-- BEGIN Supplied data --

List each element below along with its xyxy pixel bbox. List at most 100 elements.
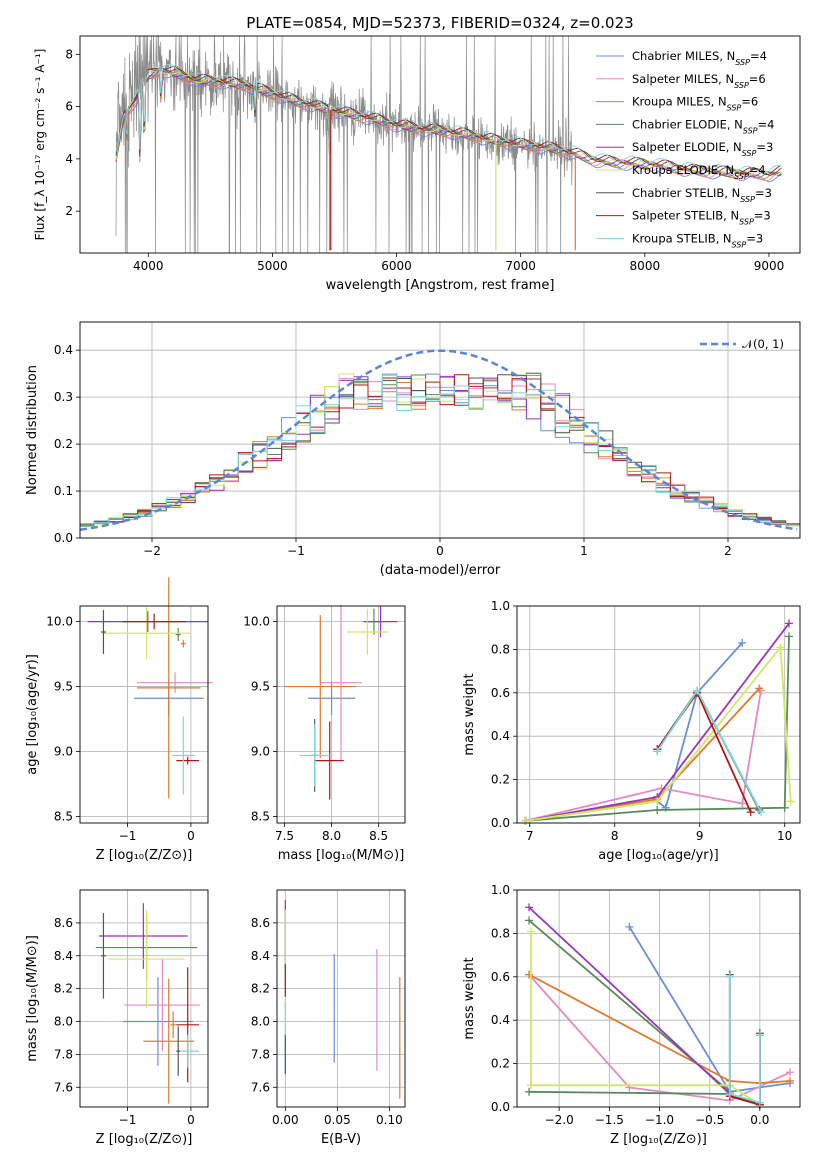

-- END Supplied data --
-- BEGIN Supplied data --

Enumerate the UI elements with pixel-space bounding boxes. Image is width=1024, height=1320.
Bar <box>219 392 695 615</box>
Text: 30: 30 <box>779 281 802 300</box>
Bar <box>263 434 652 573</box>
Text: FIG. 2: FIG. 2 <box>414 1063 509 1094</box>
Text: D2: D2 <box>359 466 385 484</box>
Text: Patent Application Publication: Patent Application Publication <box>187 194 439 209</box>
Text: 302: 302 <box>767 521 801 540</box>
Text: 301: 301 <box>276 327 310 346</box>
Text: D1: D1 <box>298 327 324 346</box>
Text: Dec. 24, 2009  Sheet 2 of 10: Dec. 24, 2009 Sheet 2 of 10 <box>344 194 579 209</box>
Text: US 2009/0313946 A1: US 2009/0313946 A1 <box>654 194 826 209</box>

-- END Supplied data --

● Requirements:
Rewrite the lines between the one containing "Enumerate the UI" and the one containing "Text: D2: D2 <box>359 466 385 484</box>", inclusive, as a numbered list, leaving out any blank lines.

● Answer to the task:
1. Enumerate the UI elements with pixel-space bounding boxes. Image is width=1024, height=1320.
2. Bar <box>219 392 695 615</box>
3. Text: 30: 30 <box>779 281 802 300</box>
4. Bar <box>263 434 652 573</box>
5. Text: FIG. 2: FIG. 2 <box>414 1063 509 1094</box>
6. Text: D2: D2 <box>359 466 385 484</box>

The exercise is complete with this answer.